Please write out the material below exactly as given.

-- start of INPUT FOR THIS TASK --

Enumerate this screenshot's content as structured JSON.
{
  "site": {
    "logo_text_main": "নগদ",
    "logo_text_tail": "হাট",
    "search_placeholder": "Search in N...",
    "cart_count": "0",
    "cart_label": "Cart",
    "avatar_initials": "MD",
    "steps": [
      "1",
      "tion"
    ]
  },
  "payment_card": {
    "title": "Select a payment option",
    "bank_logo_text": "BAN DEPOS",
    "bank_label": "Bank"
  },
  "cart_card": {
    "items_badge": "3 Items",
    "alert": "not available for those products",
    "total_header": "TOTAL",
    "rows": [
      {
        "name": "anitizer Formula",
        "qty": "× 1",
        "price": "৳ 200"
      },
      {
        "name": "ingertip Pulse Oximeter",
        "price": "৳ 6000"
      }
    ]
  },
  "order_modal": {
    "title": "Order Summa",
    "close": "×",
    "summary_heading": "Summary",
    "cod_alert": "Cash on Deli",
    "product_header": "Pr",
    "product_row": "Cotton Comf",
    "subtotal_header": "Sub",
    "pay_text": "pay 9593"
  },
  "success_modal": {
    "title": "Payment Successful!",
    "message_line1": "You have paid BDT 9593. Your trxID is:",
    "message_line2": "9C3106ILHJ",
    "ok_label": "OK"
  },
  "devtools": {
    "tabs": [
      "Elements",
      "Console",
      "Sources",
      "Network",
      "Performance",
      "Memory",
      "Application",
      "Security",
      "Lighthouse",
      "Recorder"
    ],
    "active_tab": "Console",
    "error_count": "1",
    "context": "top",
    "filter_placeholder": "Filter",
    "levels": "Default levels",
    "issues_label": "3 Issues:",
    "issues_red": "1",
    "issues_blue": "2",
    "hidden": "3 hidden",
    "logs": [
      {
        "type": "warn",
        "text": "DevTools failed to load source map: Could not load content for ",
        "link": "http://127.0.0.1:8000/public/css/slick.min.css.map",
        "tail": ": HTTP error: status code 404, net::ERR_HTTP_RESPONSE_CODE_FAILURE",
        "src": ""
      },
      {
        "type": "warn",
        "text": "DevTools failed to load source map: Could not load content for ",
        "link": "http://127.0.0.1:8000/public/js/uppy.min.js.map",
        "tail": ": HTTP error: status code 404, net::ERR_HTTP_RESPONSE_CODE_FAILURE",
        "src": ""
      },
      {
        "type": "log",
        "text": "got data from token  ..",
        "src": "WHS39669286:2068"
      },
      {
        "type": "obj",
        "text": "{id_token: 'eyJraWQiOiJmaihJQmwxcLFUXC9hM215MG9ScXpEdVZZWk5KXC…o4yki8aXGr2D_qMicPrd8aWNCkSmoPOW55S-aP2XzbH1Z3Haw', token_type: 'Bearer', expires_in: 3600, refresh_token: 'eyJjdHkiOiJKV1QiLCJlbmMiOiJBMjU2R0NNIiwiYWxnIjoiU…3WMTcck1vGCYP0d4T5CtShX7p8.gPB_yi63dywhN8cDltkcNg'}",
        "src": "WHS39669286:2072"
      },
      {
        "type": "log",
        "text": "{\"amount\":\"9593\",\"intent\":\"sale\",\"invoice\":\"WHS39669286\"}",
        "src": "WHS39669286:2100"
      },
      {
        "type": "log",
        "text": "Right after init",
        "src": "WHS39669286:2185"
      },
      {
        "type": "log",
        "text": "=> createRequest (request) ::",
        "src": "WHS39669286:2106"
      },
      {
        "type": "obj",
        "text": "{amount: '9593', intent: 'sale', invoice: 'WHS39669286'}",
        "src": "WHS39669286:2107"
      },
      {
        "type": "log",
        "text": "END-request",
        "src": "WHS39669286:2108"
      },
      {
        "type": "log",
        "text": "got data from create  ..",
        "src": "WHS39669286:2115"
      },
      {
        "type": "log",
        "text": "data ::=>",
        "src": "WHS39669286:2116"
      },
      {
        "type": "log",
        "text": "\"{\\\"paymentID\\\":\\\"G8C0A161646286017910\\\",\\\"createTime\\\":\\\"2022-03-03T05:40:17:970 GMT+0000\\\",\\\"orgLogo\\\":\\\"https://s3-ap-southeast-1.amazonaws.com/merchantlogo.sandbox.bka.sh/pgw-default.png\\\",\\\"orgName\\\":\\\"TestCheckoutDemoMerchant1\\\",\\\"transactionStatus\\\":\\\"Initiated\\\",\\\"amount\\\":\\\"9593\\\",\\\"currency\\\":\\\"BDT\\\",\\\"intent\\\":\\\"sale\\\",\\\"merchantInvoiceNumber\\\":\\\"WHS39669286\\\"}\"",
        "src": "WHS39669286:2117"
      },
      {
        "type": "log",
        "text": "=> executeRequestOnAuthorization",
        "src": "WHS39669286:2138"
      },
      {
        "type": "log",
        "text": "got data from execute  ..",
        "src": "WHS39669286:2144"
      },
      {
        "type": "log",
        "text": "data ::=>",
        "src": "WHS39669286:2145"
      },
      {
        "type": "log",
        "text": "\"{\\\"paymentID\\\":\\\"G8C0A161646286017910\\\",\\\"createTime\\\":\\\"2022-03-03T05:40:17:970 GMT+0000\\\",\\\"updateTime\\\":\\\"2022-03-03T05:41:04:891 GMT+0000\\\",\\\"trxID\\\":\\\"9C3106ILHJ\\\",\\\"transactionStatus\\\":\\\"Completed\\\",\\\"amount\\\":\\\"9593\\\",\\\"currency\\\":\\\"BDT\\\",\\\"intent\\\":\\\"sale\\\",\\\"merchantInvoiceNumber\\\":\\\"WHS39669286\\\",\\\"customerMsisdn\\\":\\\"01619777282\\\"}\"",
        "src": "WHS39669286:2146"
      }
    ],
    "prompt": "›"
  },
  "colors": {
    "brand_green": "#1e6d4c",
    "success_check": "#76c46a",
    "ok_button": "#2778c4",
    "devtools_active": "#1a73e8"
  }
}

-- end of INPUT FOR THIS TASK --

→ SOLUTION:
Enumerate this screenshot's content as structured JSON.
{
  "site": {
    "logo_text_main": "নগদ",
    "logo_text_tail": "হাট",
    "search_placeholder": "Search in N...",
    "cart_count": "0",
    "cart_label": "Cart",
    "avatar_initials": "MD",
    "steps": [
      "1",
      "tion"
    ]
  },
  "payment_card": {
    "title": "Select a payment option",
    "bank_logo_text": "BAN DEPOS",
    "bank_label": "Bank"
  },
  "cart_card": {
    "items_badge": "3 Items",
    "alert": "not available for those products",
    "total_header": "TOTAL",
    "rows": [
      {
        "name": "anitizer Formula",
        "qty": "× 1",
        "price": "৳ 200"
      },
      {
        "name": "ingertip Pulse Oximeter",
        "price": "৳ 6000"
      }
    ]
  },
  "order_modal": {
    "title": "Order Summa",
    "close": "×",
    "summary_heading": "Summary",
    "cod_alert": "Cash on Deli",
    "product_header": "Pr",
    "product_row": "Cotton Comf",
    "subtotal_header": "Sub",
    "pay_text": "pay 9593"
  },
  "success_modal": {
    "title": "Payment Successful!",
    "message_line1": "You have paid BDT 9593. Your trxID is:",
    "message_line2": "9C3106ILHJ",
    "ok_label": "OK"
  },
  "devtools": {
    "tabs": [
      "Elements",
      "Console",
      "Sources",
      "Network",
      "Performance",
      "Memory",
      "Application",
      "Security",
      "Lighthouse",
      "Recorder"
    ],
    "active_tab": "Console",
    "error_count": "1",
    "context": "top",
    "filter_placeholder": "Filter",
    "levels": "Default levels",
    "issues_label": "3 Issues:",
    "issues_red": "1",
    "issues_blue": "2",
    "hidden": "3 hidden",
    "logs": [
      {
        "type": "warn",
        "text": "DevTools failed to load source map: Could not load content for ",
        "link": "http://127.0.0.1:8000/public/css/slick.min.css.map",
        "tail": ": HTTP error: status code 404, net::ERR_HTTP_RESPONSE_CODE_FAILURE",
        "src": ""
      },
      {
        "type": "warn",
        "text": "DevTools failed to load source map: Could not load content for ",
        "link": "http://127.0.0.1:8000/public/js/uppy.min.js.map",
        "tail": ": HTTP error: status code 404, net::ERR_HTTP_RESPONSE_CODE_FAILURE",
        "src": ""
      },
      {
        "type": "log",
        "text": "got data from token  ..",
        "src": "WHS39669286:2068"
      },
      {
        "type": "obj",
        "text": "{id_token: 'eyJraWQiOiJmaihJQmwxcLFUXC9hM215MG9ScXpEdVZZWk5KXC…o4yki8aXGr2D_qMicPrd8aWNCkSmoPOW55S-aP2XzbH1Z3Haw', token_type: 'Bearer', expires_in: 3600, refresh_token: 'eyJjdHkiOiJKV1QiLCJlbmMiOiJBMjU2R0NNIiwiYWxnIjoiU…3WMTcck1vGCYP0d4T5CtShX7p8.gPB_yi63dywhN8cDltkcNg'}",
        "src": "WHS39669286:2072"
      },
      {
        "type": "log",
        "text": "{\"amount\":\"9593\",\"intent\":\"sale\",\"invoice\":\"WHS39669286\"}",
        "src": "WHS39669286:2100"
      },
      {
        "type": "log",
        "text": "Right after init",
        "src": "WHS39669286:2185"
      },
      {
        "type": "log",
        "text": "=> createRequest (request) ::",
        "src": "WHS39669286:2106"
      },
      {
        "type": "obj",
        "text": "{amount: '9593', intent: 'sale', invoice: 'WHS39669286'}",
        "src": "WHS39669286:2107"
      },
      {
        "type": "log",
        "text": "END-request",
        "src": "WHS39669286:2108"
      },
      {
        "type": "log",
        "text": "got data from create  ..",
        "src": "WHS39669286:2115"
      },
      {
        "type": "log",
        "text": "data ::=>",
        "src": "WHS39669286:2116"
      },
      {
        "type": "log",
        "text": "\"{\\\"paymentID\\\":\\\"G8C0A161646286017910\\\",\\\"createTime\\\":\\\"2022-03-03T05:40:17:970 GMT+0000\\\",\\\"orgLogo\\\":\\\"https://s3-ap-southeast-1.amazonaws.com/merchantlogo.sandbox.bka.sh/pgw-default.png\\\",\\\"orgName\\\":\\\"TestCheckoutDemoMerchant1\\\",\\\"transactionStatus\\\":\\\"Initiated\\\",\\\"amount\\\":\\\"9593\\\",\\\"currency\\\":\\\"BDT\\\",\\\"intent\\\":\\\"sale\\\",\\\"merchantInvoiceNumber\\\":\\\"WHS39669286\\\"}\"",
        "src": "WHS39669286:2117"
      },
      {
        "type": "log",
        "text": "=> executeRequestOnAuthorization",
        "src": "WHS39669286:2138"
      },
      {
        "type": "log",
        "text": "got data from execute  ..",
        "src": "WHS39669286:2144"
      },
      {
        "type": "log",
        "text": "data ::=>",
        "src": "WHS39669286:2145"
      },
      {
        "type": "log",
        "text": "\"{\\\"paymentID\\\":\\\"G8C0A161646286017910\\\",\\\"createTime\\\":\\\"2022-03-03T05:40:17:970 GMT+0000\\\",\\\"updateTime\\\":\\\"2022-03-03T05:41:04:891 GMT+0000\\\",\\\"trxID\\\":\\\"9C3106ILHJ\\\",\\\"transactionStatus\\\":\\\"Completed\\\",\\\"amount\\\":\\\"9593\\\",\\\"currency\\\":\\\"BDT\\\",\\\"intent\\\":\\\"sale\\\",\\\"merchantInvoiceNumber\\\":\\\"WHS39669286\\\",\\\"customerMsisdn\\\":\\\"01619777282\\\"}\"",
        "src": "WHS39669286:2146"
      }
    ],
    "prompt": "›"
  },
  "colors": {
    "brand_green": "#1e6d4c",
    "success_check": "#76c46a",
    "ok_button": "#2778c4",
    "devtools_active": "#1a73e8"
  }
}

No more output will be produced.